REQUEST - Of the lines listed below, how many contain the string "reduced"? Answer with the number alone.

>> START

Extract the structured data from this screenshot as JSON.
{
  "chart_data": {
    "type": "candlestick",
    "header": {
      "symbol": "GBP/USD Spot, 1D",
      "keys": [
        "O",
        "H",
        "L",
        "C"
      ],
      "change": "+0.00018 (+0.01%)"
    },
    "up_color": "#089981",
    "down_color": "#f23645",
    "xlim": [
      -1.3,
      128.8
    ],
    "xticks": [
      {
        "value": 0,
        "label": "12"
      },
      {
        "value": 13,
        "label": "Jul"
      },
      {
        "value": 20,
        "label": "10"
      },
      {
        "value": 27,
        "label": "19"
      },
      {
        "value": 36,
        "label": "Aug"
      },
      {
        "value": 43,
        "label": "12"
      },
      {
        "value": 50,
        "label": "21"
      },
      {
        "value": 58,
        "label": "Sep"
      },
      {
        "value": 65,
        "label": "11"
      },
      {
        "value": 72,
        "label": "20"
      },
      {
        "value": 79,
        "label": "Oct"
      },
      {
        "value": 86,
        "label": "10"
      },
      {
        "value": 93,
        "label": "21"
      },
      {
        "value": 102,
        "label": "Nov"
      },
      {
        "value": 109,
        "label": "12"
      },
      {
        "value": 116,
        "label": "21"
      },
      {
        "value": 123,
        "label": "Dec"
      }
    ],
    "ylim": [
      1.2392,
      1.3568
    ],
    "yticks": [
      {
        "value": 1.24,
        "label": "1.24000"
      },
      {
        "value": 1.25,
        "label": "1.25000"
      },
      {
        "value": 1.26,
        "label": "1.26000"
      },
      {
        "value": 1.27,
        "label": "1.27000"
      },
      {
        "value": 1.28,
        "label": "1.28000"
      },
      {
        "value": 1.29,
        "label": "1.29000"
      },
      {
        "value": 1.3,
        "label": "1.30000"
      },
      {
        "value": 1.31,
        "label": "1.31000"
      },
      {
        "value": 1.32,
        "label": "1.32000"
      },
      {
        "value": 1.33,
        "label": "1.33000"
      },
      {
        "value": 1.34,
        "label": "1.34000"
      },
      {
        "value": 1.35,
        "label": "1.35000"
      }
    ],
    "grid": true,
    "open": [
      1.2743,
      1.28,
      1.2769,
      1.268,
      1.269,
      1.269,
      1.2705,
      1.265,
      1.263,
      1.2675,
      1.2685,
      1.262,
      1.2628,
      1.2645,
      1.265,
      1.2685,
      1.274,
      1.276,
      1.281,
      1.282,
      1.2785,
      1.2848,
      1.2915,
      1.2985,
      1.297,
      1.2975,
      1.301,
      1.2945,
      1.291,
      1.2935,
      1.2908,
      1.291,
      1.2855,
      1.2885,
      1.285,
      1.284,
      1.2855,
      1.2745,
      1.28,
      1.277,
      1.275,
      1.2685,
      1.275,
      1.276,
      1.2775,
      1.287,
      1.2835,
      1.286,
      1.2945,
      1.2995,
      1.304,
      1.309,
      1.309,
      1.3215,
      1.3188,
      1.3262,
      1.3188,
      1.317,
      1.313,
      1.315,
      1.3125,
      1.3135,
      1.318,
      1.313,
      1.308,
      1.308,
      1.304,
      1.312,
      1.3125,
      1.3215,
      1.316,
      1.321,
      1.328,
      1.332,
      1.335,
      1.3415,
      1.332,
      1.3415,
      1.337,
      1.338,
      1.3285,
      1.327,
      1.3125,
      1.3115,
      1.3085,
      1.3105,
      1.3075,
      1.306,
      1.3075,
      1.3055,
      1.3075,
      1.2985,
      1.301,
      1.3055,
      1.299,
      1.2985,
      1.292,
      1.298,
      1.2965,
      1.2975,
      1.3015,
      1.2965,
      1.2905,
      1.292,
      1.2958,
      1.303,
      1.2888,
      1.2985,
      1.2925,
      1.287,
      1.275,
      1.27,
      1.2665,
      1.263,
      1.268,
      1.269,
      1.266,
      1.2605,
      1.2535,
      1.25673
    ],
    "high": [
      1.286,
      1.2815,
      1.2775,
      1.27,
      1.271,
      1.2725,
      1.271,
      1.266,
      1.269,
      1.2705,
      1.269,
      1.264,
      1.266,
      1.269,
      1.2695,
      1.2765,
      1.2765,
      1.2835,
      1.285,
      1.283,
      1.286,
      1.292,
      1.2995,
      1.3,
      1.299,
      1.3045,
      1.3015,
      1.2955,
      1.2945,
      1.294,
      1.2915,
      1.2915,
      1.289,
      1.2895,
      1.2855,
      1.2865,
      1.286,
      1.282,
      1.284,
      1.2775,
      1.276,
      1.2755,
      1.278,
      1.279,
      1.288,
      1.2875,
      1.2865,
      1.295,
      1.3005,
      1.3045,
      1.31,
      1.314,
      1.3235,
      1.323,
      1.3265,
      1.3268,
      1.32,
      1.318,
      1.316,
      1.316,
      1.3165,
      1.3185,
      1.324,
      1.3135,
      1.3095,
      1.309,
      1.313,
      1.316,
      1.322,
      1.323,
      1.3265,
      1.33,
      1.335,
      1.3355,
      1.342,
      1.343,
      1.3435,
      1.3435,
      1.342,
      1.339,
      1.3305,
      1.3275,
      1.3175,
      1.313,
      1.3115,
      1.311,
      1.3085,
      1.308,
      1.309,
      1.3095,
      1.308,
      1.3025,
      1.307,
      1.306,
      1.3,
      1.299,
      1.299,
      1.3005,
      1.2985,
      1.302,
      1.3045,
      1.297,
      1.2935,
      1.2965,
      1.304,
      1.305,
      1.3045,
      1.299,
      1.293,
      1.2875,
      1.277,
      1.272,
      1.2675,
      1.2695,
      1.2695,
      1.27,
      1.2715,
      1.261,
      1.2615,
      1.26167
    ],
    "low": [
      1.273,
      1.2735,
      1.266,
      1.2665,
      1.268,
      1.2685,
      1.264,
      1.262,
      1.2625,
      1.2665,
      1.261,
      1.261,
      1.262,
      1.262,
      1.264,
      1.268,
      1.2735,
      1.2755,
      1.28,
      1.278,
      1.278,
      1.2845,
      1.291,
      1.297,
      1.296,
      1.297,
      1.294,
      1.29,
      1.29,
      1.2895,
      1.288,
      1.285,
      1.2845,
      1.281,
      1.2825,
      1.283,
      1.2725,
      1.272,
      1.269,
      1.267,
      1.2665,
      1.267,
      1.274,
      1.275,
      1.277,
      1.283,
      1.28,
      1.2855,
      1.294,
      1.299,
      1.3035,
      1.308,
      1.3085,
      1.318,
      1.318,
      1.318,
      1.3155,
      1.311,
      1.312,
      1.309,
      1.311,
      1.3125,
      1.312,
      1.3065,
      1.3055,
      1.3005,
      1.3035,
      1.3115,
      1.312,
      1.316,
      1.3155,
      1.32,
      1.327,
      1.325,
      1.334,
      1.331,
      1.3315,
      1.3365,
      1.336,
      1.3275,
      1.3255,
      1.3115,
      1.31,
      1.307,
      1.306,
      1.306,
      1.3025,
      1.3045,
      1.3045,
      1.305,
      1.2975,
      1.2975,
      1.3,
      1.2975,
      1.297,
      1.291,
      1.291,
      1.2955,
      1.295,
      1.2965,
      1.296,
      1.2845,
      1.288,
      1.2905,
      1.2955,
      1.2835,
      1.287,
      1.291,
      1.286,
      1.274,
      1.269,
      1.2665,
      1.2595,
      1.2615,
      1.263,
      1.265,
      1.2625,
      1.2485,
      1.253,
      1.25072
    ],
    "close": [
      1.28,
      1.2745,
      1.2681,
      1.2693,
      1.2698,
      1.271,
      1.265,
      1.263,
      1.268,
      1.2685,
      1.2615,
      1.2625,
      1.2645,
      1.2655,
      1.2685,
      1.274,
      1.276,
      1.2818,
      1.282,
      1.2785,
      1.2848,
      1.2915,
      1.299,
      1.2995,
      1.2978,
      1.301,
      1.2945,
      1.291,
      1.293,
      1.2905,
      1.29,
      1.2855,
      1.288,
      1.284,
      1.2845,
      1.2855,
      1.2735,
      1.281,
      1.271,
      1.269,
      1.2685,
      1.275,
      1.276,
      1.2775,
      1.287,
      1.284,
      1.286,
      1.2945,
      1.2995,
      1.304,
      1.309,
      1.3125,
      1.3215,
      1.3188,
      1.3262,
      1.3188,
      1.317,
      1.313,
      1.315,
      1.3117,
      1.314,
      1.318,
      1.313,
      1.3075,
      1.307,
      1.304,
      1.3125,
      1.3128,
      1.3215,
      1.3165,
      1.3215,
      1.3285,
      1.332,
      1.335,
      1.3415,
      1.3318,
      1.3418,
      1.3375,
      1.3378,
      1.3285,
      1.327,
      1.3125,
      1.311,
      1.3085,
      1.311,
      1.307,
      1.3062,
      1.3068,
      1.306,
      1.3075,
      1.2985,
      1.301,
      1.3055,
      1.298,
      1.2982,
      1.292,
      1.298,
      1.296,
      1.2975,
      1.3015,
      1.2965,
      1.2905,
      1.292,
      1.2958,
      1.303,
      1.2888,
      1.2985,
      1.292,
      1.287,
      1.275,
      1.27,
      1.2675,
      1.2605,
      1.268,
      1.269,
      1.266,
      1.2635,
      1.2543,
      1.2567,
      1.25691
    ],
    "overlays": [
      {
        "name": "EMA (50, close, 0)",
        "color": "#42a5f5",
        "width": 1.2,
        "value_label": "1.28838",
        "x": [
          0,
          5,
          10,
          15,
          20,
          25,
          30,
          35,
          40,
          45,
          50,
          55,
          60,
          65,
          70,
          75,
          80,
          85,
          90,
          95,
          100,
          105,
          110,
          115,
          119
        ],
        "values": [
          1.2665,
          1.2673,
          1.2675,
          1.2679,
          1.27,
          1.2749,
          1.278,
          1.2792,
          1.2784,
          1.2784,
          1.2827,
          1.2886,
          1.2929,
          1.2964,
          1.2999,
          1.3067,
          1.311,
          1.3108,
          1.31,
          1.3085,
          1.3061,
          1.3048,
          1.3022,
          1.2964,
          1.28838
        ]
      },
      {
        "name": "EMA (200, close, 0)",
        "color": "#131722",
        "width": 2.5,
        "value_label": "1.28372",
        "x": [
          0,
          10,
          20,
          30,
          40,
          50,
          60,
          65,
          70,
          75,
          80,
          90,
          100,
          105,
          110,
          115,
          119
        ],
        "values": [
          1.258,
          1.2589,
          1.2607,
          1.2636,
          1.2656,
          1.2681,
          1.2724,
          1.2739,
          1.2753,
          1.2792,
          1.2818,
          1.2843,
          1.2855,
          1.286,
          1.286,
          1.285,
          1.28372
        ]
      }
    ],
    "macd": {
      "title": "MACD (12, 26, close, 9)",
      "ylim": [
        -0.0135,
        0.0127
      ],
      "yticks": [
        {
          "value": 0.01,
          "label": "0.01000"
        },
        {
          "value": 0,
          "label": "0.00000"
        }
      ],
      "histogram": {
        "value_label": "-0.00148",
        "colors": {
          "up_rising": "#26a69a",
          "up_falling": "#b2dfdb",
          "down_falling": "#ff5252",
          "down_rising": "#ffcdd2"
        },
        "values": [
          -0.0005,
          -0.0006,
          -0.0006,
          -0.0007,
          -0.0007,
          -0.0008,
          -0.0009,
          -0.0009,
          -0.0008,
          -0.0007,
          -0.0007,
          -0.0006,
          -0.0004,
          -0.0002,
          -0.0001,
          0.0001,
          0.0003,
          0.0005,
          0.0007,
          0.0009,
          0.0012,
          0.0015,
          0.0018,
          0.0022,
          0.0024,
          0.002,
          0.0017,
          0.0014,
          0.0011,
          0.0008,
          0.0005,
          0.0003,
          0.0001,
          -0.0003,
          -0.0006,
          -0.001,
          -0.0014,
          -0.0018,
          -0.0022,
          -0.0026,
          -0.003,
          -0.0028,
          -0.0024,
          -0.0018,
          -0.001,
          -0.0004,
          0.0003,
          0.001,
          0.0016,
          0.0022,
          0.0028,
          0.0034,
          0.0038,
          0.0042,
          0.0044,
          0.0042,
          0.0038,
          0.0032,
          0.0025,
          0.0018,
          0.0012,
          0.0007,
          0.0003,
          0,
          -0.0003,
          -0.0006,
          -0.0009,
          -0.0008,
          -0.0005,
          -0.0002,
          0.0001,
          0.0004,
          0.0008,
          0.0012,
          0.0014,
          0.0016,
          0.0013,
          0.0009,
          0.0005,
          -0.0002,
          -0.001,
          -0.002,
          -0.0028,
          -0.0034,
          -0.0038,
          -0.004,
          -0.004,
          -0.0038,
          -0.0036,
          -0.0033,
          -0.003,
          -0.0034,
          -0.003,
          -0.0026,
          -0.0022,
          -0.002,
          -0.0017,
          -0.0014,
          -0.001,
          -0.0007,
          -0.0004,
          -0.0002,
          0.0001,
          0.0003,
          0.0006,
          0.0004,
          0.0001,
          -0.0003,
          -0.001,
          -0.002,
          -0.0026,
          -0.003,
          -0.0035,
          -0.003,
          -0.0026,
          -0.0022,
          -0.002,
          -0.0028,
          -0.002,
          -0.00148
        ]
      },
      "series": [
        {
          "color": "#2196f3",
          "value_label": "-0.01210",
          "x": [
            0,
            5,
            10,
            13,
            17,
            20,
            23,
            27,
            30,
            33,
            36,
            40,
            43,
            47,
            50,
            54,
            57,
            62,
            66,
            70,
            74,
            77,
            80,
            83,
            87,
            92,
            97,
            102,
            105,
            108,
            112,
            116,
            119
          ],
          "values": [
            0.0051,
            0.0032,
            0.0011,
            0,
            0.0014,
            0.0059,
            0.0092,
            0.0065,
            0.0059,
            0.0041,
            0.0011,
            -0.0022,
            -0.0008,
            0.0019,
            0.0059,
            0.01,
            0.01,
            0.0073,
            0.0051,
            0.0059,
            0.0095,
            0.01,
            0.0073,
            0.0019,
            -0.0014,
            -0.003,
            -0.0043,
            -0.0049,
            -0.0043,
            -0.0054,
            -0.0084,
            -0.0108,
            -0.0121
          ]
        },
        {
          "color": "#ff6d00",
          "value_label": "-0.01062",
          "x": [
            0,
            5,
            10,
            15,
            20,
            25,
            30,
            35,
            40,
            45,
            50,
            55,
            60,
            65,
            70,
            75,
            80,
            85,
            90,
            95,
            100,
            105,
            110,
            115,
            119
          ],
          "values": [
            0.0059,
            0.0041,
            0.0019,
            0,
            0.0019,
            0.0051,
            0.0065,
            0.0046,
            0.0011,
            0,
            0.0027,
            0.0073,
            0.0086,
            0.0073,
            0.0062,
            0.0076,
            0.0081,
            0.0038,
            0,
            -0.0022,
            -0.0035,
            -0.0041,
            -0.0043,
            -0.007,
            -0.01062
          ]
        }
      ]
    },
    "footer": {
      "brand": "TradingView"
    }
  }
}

>> END
>> START

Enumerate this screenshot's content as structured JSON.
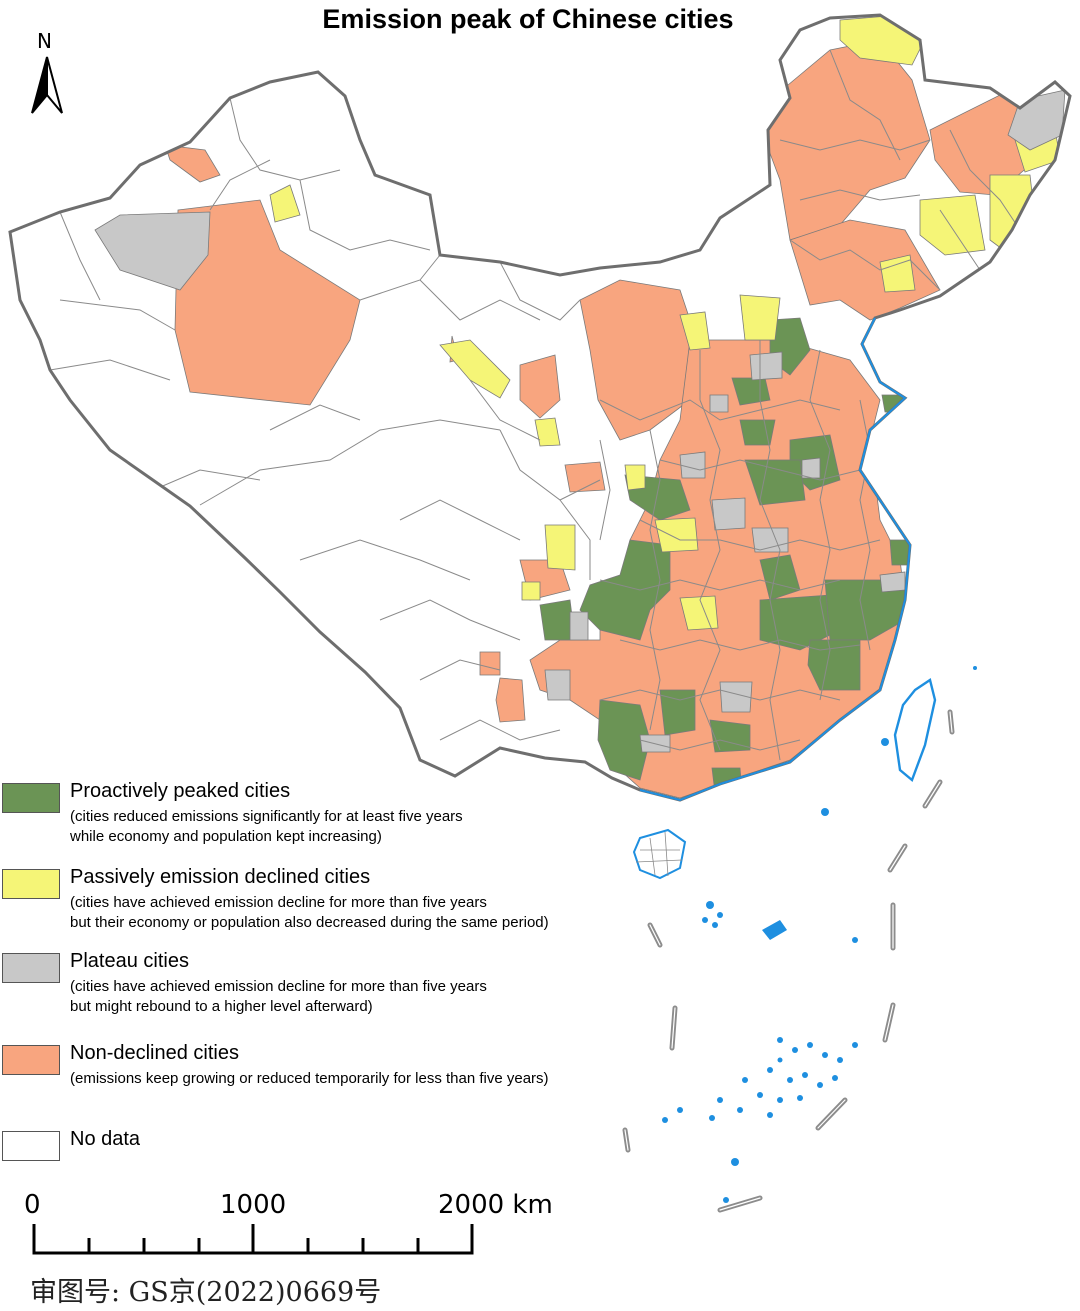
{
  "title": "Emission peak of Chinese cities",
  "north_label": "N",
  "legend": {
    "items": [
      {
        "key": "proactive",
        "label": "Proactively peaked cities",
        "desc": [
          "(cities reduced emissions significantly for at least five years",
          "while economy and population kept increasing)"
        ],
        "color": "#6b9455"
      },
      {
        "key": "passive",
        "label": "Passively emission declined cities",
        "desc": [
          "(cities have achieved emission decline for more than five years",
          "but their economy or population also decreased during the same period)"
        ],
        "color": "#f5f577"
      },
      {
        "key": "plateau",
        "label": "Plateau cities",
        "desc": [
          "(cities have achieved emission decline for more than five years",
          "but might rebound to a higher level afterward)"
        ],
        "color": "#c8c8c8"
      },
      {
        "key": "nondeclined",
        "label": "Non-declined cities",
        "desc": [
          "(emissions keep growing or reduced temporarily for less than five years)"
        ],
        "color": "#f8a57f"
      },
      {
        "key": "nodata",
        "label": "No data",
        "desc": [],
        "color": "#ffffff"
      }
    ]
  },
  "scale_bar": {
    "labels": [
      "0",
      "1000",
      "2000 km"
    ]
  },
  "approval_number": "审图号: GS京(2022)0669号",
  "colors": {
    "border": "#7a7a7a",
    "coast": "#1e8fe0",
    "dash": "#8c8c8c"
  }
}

>> END

SOLUTION TO THIS TASK - 2